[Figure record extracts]

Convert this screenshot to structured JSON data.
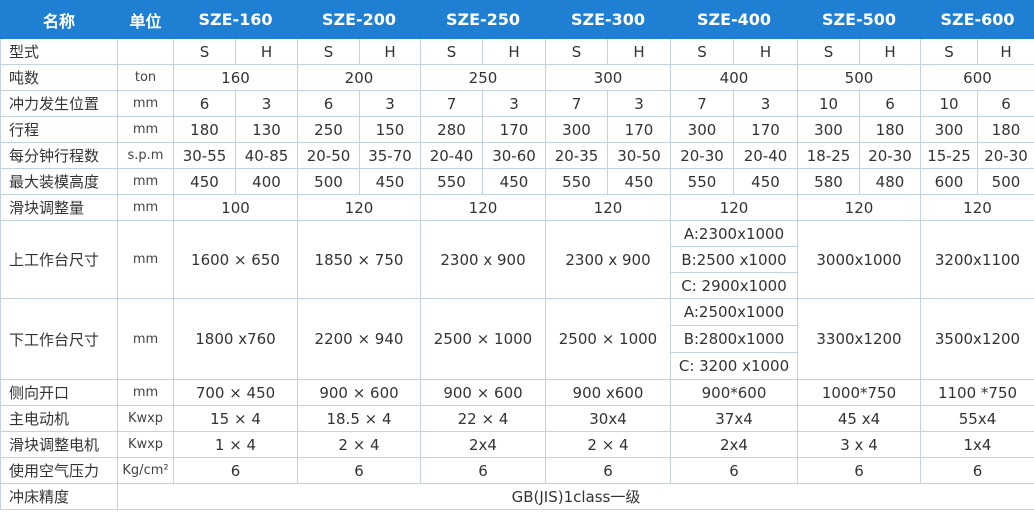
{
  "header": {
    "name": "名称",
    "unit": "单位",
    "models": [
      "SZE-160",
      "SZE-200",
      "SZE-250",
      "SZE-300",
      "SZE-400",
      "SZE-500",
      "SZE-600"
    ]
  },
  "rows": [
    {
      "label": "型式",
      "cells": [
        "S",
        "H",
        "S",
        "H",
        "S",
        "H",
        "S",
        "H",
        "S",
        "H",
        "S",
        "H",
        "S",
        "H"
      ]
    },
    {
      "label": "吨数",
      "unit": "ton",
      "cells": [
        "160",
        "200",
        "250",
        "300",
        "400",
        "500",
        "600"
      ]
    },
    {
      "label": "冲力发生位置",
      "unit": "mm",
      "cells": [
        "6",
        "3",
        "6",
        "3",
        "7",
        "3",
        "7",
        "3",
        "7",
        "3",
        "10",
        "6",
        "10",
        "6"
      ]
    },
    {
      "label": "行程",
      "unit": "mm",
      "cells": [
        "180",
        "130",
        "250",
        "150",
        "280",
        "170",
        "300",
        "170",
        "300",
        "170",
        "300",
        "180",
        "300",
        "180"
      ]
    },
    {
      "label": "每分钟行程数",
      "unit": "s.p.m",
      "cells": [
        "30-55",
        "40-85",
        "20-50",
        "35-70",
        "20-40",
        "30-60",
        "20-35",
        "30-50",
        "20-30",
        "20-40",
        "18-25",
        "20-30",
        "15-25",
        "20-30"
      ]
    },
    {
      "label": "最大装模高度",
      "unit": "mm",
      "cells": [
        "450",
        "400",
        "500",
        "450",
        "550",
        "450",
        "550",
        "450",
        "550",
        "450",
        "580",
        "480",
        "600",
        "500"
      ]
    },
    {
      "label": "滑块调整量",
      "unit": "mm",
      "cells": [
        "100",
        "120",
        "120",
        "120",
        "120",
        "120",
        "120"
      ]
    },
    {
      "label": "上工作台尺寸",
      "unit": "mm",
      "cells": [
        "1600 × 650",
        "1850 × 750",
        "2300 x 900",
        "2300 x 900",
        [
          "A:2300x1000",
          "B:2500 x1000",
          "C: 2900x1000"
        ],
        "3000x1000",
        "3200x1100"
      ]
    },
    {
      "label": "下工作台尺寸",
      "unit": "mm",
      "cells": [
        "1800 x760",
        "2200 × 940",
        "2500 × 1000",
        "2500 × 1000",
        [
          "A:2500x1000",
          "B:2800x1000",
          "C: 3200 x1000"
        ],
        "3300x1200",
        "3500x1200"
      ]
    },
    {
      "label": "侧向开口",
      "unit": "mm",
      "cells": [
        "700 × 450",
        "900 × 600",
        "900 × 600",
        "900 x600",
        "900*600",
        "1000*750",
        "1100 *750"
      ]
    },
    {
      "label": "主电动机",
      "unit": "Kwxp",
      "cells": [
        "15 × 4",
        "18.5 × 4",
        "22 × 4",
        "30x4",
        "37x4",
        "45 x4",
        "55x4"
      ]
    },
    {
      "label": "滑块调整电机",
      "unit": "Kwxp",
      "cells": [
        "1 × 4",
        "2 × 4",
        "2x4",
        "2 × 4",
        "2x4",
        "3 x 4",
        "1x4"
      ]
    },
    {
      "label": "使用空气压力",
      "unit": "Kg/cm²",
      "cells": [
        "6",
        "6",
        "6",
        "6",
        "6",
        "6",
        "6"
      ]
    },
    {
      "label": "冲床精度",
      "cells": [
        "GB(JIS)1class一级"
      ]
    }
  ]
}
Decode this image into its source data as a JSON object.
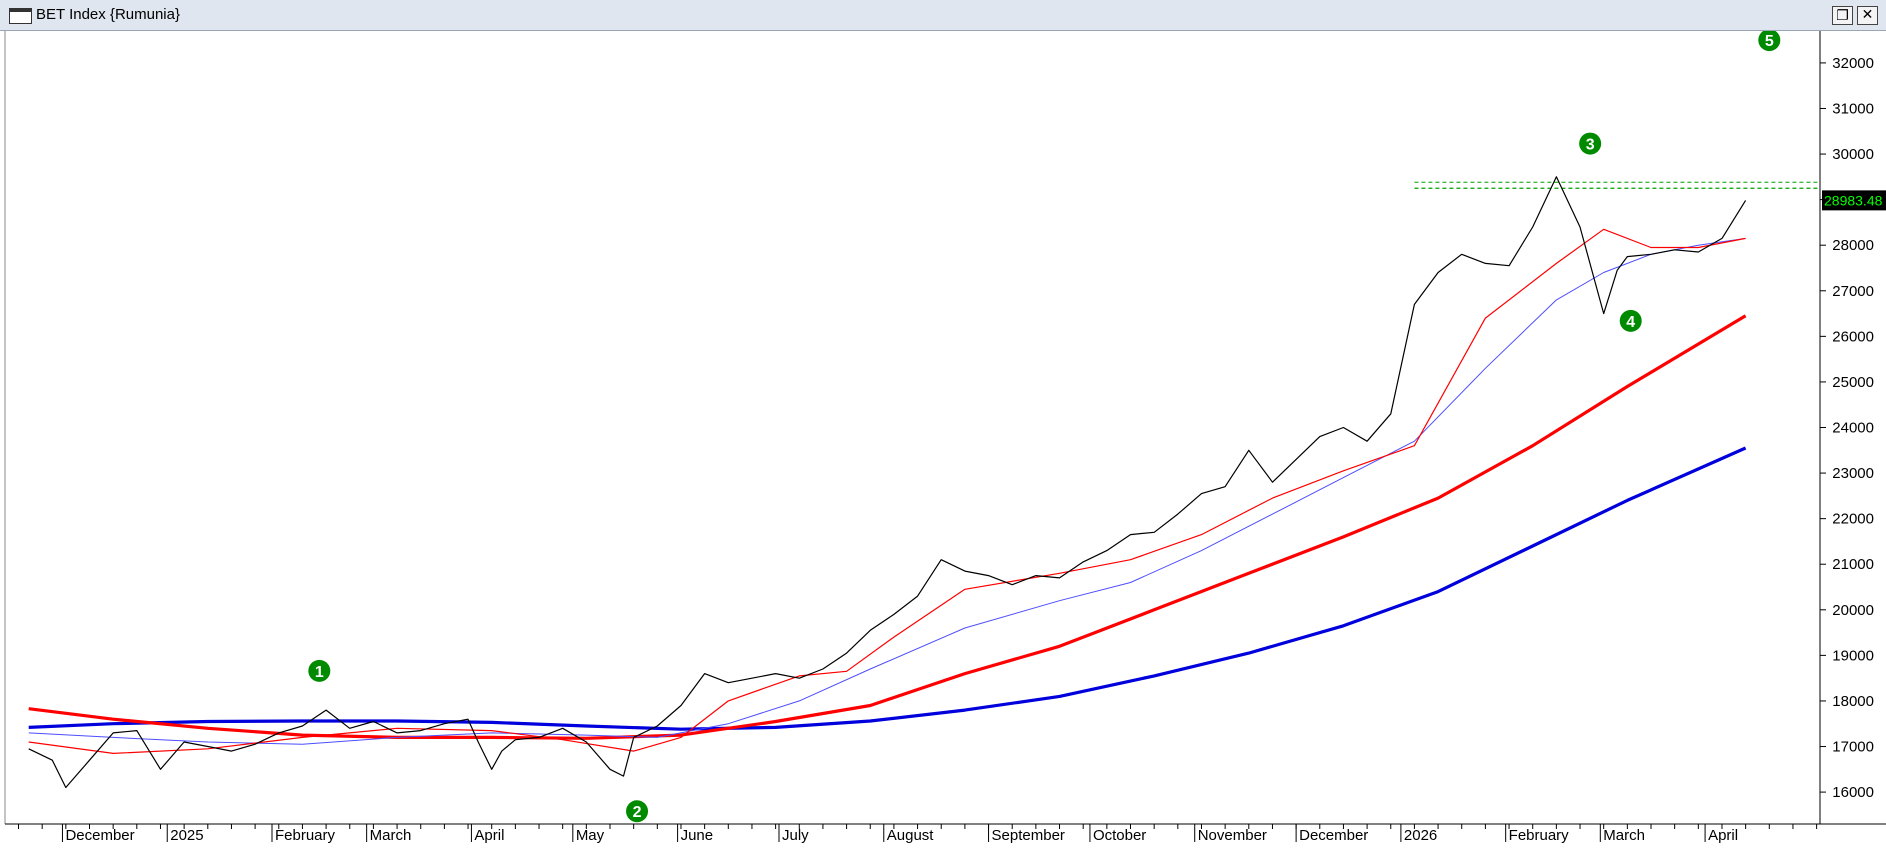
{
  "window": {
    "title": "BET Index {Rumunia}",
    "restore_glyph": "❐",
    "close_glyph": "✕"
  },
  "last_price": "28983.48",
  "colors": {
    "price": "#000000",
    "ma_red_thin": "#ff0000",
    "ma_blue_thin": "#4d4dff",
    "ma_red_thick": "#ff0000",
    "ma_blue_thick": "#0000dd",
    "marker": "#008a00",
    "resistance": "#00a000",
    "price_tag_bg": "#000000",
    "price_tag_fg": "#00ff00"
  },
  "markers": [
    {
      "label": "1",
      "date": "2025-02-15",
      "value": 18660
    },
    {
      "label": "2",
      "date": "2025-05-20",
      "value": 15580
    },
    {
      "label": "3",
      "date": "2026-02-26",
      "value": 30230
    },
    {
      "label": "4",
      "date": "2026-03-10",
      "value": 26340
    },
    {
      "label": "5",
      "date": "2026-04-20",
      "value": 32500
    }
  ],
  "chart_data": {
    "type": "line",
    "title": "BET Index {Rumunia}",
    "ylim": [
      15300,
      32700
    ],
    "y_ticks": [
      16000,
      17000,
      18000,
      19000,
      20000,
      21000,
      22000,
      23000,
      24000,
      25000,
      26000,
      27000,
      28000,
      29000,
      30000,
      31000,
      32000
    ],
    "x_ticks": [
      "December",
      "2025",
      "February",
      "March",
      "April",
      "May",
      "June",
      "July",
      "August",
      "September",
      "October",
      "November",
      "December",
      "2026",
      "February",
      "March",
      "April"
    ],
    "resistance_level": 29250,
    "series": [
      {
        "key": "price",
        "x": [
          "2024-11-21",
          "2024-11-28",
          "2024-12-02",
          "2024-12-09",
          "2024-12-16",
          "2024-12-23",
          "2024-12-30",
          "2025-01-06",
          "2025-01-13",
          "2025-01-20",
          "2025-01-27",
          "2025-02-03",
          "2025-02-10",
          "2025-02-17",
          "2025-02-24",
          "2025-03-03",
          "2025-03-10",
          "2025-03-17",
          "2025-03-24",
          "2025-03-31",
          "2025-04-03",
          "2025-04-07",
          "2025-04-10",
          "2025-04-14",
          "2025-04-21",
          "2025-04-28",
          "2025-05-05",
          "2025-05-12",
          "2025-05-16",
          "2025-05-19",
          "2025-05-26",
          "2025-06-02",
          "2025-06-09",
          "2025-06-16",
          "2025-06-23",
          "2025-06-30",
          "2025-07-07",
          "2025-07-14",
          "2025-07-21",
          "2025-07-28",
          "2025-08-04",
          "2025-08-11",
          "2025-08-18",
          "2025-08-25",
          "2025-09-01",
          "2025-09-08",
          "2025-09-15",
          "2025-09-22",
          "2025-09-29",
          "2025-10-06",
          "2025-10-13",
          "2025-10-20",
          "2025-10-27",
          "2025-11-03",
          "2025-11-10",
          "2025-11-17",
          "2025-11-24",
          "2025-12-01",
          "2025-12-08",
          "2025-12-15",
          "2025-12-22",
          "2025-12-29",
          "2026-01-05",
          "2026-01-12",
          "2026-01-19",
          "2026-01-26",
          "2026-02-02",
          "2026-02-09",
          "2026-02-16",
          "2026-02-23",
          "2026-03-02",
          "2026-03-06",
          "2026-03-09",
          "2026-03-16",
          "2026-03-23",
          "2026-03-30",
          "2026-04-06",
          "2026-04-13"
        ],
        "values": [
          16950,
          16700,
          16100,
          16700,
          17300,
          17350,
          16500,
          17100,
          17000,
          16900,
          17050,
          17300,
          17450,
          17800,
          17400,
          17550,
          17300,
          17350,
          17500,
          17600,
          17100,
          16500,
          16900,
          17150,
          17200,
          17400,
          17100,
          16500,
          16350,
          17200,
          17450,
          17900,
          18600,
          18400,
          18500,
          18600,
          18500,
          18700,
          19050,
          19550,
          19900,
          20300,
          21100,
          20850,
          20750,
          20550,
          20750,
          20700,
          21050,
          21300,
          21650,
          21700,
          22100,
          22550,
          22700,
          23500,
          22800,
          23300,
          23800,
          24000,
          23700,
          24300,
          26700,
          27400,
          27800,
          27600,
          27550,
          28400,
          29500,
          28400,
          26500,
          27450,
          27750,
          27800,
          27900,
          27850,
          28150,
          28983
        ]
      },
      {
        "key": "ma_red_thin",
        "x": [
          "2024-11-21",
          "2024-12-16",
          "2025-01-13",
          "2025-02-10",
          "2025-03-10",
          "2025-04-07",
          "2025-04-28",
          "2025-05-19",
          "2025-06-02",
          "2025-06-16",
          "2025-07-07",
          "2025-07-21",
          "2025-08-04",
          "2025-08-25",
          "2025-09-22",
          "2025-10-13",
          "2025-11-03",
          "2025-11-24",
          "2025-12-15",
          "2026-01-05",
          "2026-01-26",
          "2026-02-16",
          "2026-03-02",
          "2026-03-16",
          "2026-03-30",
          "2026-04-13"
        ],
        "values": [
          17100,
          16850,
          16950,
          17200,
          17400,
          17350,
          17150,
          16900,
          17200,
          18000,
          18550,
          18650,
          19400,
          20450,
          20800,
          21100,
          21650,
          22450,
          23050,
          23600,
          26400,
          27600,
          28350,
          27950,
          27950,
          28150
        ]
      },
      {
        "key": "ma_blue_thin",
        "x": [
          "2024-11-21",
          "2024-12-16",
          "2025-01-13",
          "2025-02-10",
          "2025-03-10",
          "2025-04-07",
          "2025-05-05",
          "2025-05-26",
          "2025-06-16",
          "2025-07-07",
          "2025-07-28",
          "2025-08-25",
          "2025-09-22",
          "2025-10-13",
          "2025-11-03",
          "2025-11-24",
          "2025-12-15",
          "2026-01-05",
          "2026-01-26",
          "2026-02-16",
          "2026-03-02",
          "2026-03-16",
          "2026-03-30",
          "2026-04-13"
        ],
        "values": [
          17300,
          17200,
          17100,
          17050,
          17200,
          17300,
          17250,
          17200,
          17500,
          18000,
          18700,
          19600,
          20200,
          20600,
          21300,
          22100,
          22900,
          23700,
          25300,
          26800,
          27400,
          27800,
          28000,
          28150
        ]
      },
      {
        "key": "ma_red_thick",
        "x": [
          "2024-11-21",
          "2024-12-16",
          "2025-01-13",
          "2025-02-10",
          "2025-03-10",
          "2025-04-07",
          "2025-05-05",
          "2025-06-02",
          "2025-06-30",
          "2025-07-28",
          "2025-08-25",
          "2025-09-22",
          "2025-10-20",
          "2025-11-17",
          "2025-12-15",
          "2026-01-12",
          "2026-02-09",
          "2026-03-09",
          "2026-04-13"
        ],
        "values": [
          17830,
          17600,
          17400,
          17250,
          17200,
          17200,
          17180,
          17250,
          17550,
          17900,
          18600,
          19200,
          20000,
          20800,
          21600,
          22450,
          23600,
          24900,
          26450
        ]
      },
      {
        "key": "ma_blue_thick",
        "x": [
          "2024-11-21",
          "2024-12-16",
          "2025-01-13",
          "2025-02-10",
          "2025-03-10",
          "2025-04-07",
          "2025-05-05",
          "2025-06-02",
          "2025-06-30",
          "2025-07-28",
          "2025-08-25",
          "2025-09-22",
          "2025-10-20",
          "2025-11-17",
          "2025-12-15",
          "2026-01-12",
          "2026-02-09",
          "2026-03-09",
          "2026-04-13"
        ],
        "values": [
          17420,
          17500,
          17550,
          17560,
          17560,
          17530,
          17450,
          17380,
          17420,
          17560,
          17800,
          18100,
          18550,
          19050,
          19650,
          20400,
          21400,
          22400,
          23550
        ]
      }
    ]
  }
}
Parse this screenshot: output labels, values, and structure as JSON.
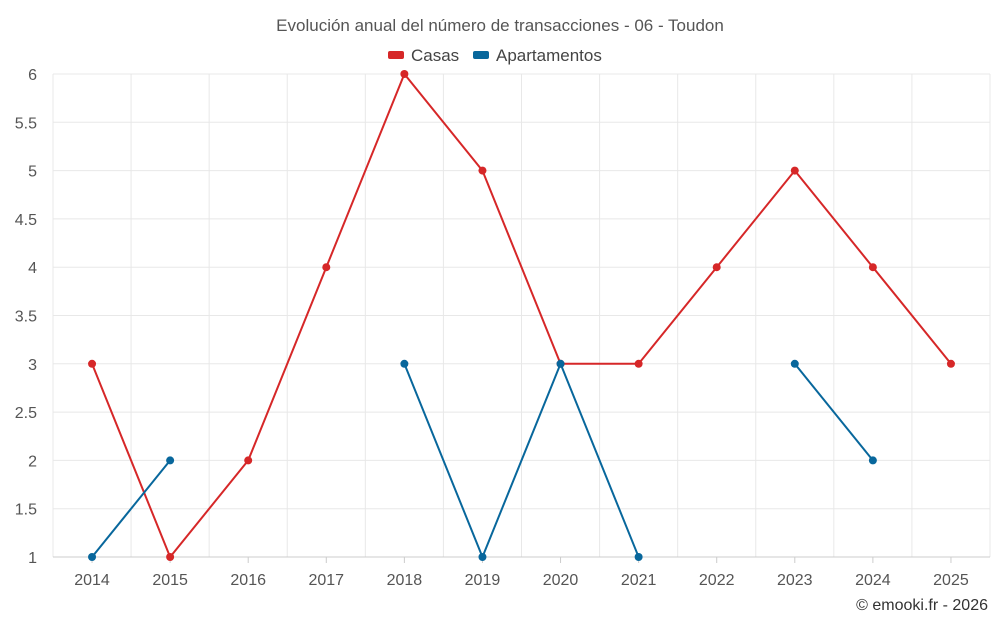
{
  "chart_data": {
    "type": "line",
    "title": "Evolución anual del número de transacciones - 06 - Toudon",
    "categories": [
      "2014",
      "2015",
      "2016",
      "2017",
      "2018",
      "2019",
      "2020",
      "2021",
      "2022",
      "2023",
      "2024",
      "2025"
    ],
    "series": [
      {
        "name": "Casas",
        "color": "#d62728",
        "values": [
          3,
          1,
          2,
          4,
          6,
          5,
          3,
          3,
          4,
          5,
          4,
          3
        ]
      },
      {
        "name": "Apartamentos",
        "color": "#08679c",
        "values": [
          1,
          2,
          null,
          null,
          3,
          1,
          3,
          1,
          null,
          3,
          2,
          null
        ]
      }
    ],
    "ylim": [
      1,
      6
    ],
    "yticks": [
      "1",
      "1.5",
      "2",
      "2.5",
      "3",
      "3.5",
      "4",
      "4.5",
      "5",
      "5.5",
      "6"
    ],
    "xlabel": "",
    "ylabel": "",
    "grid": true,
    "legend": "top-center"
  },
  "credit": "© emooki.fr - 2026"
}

* Work to be completed:
Tell how many lines of the data above hold the string "screenshot". Give only the number.

* Result:
2